(Figure contents as structured data)
((

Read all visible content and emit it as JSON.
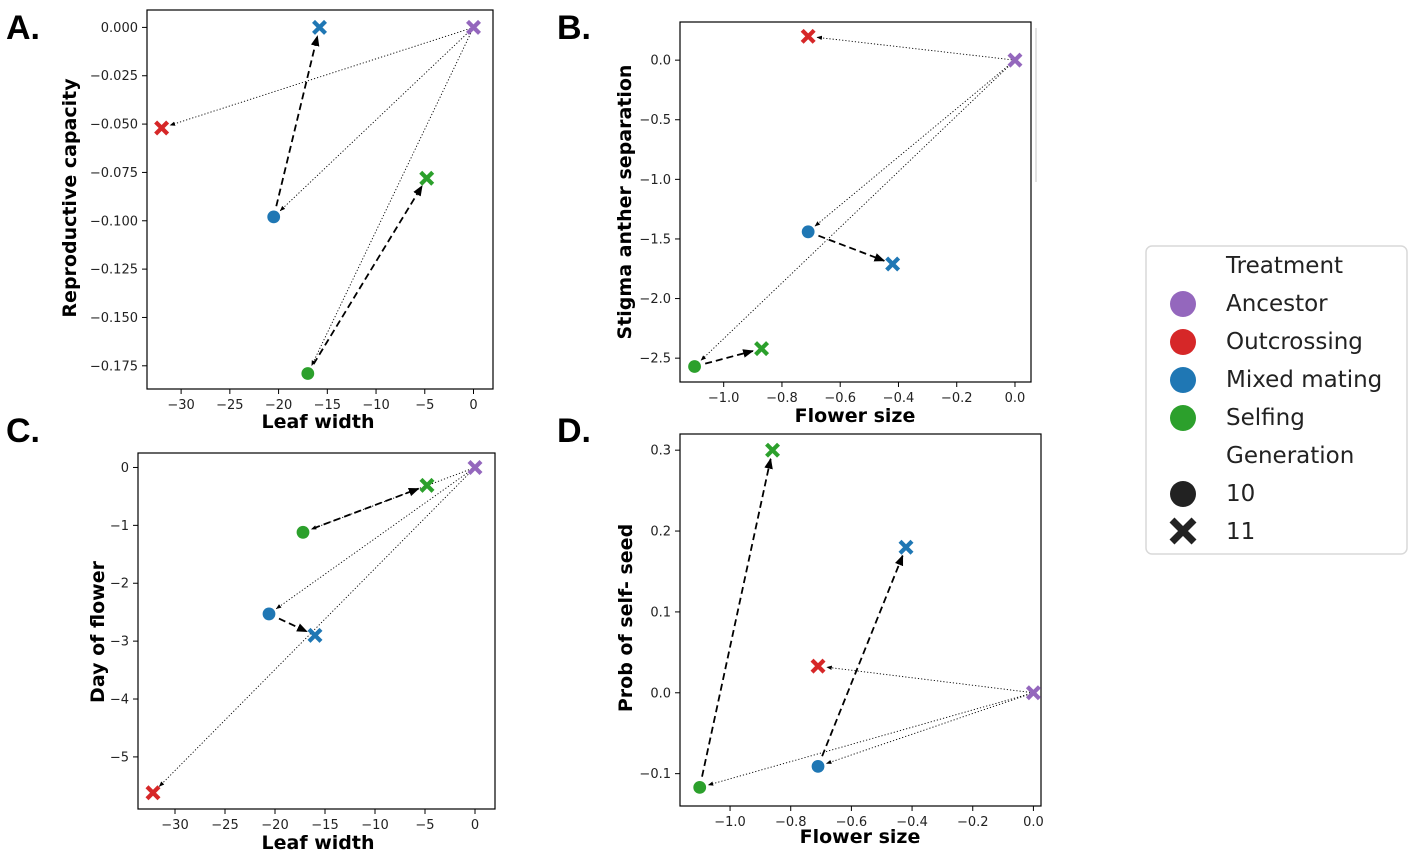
{
  "colors": {
    "Ancestor": "#9467bd",
    "Outcrossing": "#d62728",
    "Mixed mating": "#1f77b4",
    "Selfing": "#2ca02c",
    "generation_marker": "#222222"
  },
  "legend": {
    "treatment_title": "Treatment",
    "treatments": [
      "Ancestor",
      "Outcrossing",
      "Mixed mating",
      "Selfing"
    ],
    "generation_title": "Generation",
    "generations": [
      "10",
      "11"
    ]
  },
  "chart_data": [
    {
      "type": "scatter",
      "panel": "A.",
      "xlabel": "Leaf width",
      "ylabel": "Reproductive capacity",
      "xlim": [
        -33.5,
        2.0
      ],
      "ylim": [
        -0.187,
        0.009
      ],
      "xticks": [
        -30,
        -25,
        -20,
        -15,
        -10,
        -5,
        0
      ],
      "xtick_labels": [
        "−30",
        "−25",
        "−20",
        "−15",
        "−10",
        "−5",
        "0"
      ],
      "yticks": [
        0.0,
        -0.025,
        -0.05,
        -0.075,
        -0.1,
        -0.125,
        -0.15,
        -0.175
      ],
      "ytick_labels": [
        "0.000",
        "−0.025",
        "−0.050",
        "−0.075",
        "−0.100",
        "−0.125",
        "−0.150",
        "−0.175"
      ],
      "points": [
        {
          "treatment": "Ancestor",
          "generation": "11",
          "x": 0.0,
          "y": 0.0
        },
        {
          "treatment": "Outcrossing",
          "generation": "11",
          "x": -32.0,
          "y": -0.052
        },
        {
          "treatment": "Mixed mating",
          "generation": "10",
          "x": -20.5,
          "y": -0.098
        },
        {
          "treatment": "Mixed mating",
          "generation": "11",
          "x": -15.8,
          "y": 0.0
        },
        {
          "treatment": "Selfing",
          "generation": "10",
          "x": -17.0,
          "y": -0.179
        },
        {
          "treatment": "Selfing",
          "generation": "11",
          "x": -4.8,
          "y": -0.078
        }
      ],
      "arrows": [
        {
          "style": "dotted",
          "from": [
            0.0,
            0.0
          ],
          "to": [
            -32.0,
            -0.052
          ]
        },
        {
          "style": "dotted",
          "from": [
            0.0,
            0.0
          ],
          "to": [
            -20.5,
            -0.098
          ]
        },
        {
          "style": "dotted",
          "from": [
            0.0,
            0.0
          ],
          "to": [
            -17.0,
            -0.179
          ]
        },
        {
          "style": "dashed",
          "from": [
            -20.5,
            -0.098
          ],
          "to": [
            -15.8,
            0.0
          ]
        },
        {
          "style": "dashed",
          "from": [
            -17.0,
            -0.179
          ],
          "to": [
            -4.8,
            -0.078
          ]
        }
      ]
    },
    {
      "type": "scatter",
      "panel": "B.",
      "xlabel": "Flower size",
      "ylabel": "Stigma anther separation",
      "xlim": [
        -1.15,
        0.055
      ],
      "ylim": [
        -2.7,
        0.32
      ],
      "xticks": [
        -1.0,
        -0.8,
        -0.6,
        -0.4,
        -0.2,
        0.0
      ],
      "xtick_labels": [
        "−1.0",
        "−0.8",
        "−0.6",
        "−0.4",
        "−0.2",
        "0.0"
      ],
      "yticks": [
        0.0,
        -0.5,
        -1.0,
        -1.5,
        -2.0,
        -2.5
      ],
      "ytick_labels": [
        "0.0",
        "−0.5",
        "−1.0",
        "−1.5",
        "−2.0",
        "−2.5"
      ],
      "points": [
        {
          "treatment": "Ancestor",
          "generation": "11",
          "x": 0.0,
          "y": 0.0
        },
        {
          "treatment": "Outcrossing",
          "generation": "11",
          "x": -0.71,
          "y": 0.2
        },
        {
          "treatment": "Mixed mating",
          "generation": "10",
          "x": -0.71,
          "y": -1.44
        },
        {
          "treatment": "Mixed mating",
          "generation": "11",
          "x": -0.42,
          "y": -1.71
        },
        {
          "treatment": "Selfing",
          "generation": "10",
          "x": -1.1,
          "y": -2.57
        },
        {
          "treatment": "Selfing",
          "generation": "11",
          "x": -0.87,
          "y": -2.42
        }
      ],
      "arrows": [
        {
          "style": "dotted",
          "from": [
            0.0,
            0.0
          ],
          "to": [
            -0.71,
            0.2
          ]
        },
        {
          "style": "dotted",
          "from": [
            0.0,
            0.0
          ],
          "to": [
            -0.71,
            -1.44
          ]
        },
        {
          "style": "dotted",
          "from": [
            0.0,
            0.0
          ],
          "to": [
            -1.1,
            -2.57
          ]
        },
        {
          "style": "dashed",
          "from": [
            -0.71,
            -1.44
          ],
          "to": [
            -0.42,
            -1.71
          ]
        },
        {
          "style": "dashed",
          "from": [
            -1.1,
            -2.57
          ],
          "to": [
            -0.87,
            -2.42
          ]
        }
      ]
    },
    {
      "type": "scatter",
      "panel": "C.",
      "xlabel": "Leaf width",
      "ylabel": "Day of flower",
      "xlim": [
        -33.7,
        2.0
      ],
      "ylim": [
        -5.9,
        0.25
      ],
      "xticks": [
        -30,
        -25,
        -20,
        -15,
        -10,
        -5,
        0
      ],
      "xtick_labels": [
        "−30",
        "−25",
        "−20",
        "−15",
        "−10",
        "−5",
        "0"
      ],
      "yticks": [
        0,
        -1,
        -2,
        -3,
        -4,
        -5
      ],
      "ytick_labels": [
        "0",
        "−1",
        "−2",
        "−3",
        "−4",
        "−5"
      ],
      "points": [
        {
          "treatment": "Ancestor",
          "generation": "11",
          "x": 0.0,
          "y": 0.0
        },
        {
          "treatment": "Outcrossing",
          "generation": "11",
          "x": -32.2,
          "y": -5.62
        },
        {
          "treatment": "Mixed mating",
          "generation": "10",
          "x": -20.6,
          "y": -2.53
        },
        {
          "treatment": "Mixed mating",
          "generation": "11",
          "x": -16.0,
          "y": -2.9
        },
        {
          "treatment": "Selfing",
          "generation": "10",
          "x": -17.2,
          "y": -1.12
        },
        {
          "treatment": "Selfing",
          "generation": "11",
          "x": -4.8,
          "y": -0.31
        }
      ],
      "arrows": [
        {
          "style": "dotted",
          "from": [
            0.0,
            0.0
          ],
          "to": [
            -32.2,
            -5.62
          ]
        },
        {
          "style": "dotted",
          "from": [
            0.0,
            0.0
          ],
          "to": [
            -20.6,
            -2.53
          ]
        },
        {
          "style": "dotted",
          "from": [
            0.0,
            0.0
          ],
          "to": [
            -17.2,
            -1.12
          ]
        },
        {
          "style": "dashed",
          "from": [
            -20.6,
            -2.53
          ],
          "to": [
            -16.0,
            -2.9
          ]
        },
        {
          "style": "dashed",
          "from": [
            -17.2,
            -1.12
          ],
          "to": [
            -4.8,
            -0.31
          ]
        }
      ]
    },
    {
      "type": "scatter",
      "panel": "D.",
      "xlabel": "Flower size",
      "ylabel": "Prob of self- seed",
      "xlim": [
        -1.165,
        0.025
      ],
      "ylim": [
        -0.14,
        0.32
      ],
      "xticks": [
        -1.0,
        -0.8,
        -0.6,
        -0.4,
        -0.2,
        0.0
      ],
      "xtick_labels": [
        "−1.0",
        "−0.8",
        "−0.6",
        "−0.4",
        "−0.2",
        "0.0"
      ],
      "yticks": [
        0.3,
        0.2,
        0.1,
        0.0,
        -0.1
      ],
      "ytick_labels": [
        "0.3",
        "0.2",
        "0.1",
        "0.0",
        "−0.1"
      ],
      "points": [
        {
          "treatment": "Ancestor",
          "generation": "11",
          "x": 0.0,
          "y": 0.0
        },
        {
          "treatment": "Outcrossing",
          "generation": "11",
          "x": -0.71,
          "y": 0.033
        },
        {
          "treatment": "Mixed mating",
          "generation": "10",
          "x": -0.71,
          "y": -0.091
        },
        {
          "treatment": "Mixed mating",
          "generation": "11",
          "x": -0.42,
          "y": 0.18
        },
        {
          "treatment": "Selfing",
          "generation": "10",
          "x": -1.1,
          "y": -0.117
        },
        {
          "treatment": "Selfing",
          "generation": "11",
          "x": -0.86,
          "y": 0.3
        }
      ],
      "arrows": [
        {
          "style": "dotted",
          "from": [
            0.0,
            0.0
          ],
          "to": [
            -0.71,
            0.033
          ]
        },
        {
          "style": "dotted",
          "from": [
            0.0,
            0.0
          ],
          "to": [
            -0.71,
            -0.091
          ]
        },
        {
          "style": "dotted",
          "from": [
            0.0,
            0.0
          ],
          "to": [
            -1.1,
            -0.117
          ]
        },
        {
          "style": "dashed",
          "from": [
            -0.71,
            -0.091
          ],
          "to": [
            -0.42,
            0.18
          ]
        },
        {
          "style": "dashed",
          "from": [
            -1.1,
            -0.117
          ],
          "to": [
            -0.86,
            0.3
          ]
        }
      ]
    }
  ]
}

))

» **Short exercise**: From the records above, pick out and copy each line holding the word "ylabel".

» **Reply**:
      "ylabel": "Reproductive capacity",
      "ylabel": "Stigma anther separation",
      "ylabel": "Day of flower",
      "ylabel": "Prob of self- seed",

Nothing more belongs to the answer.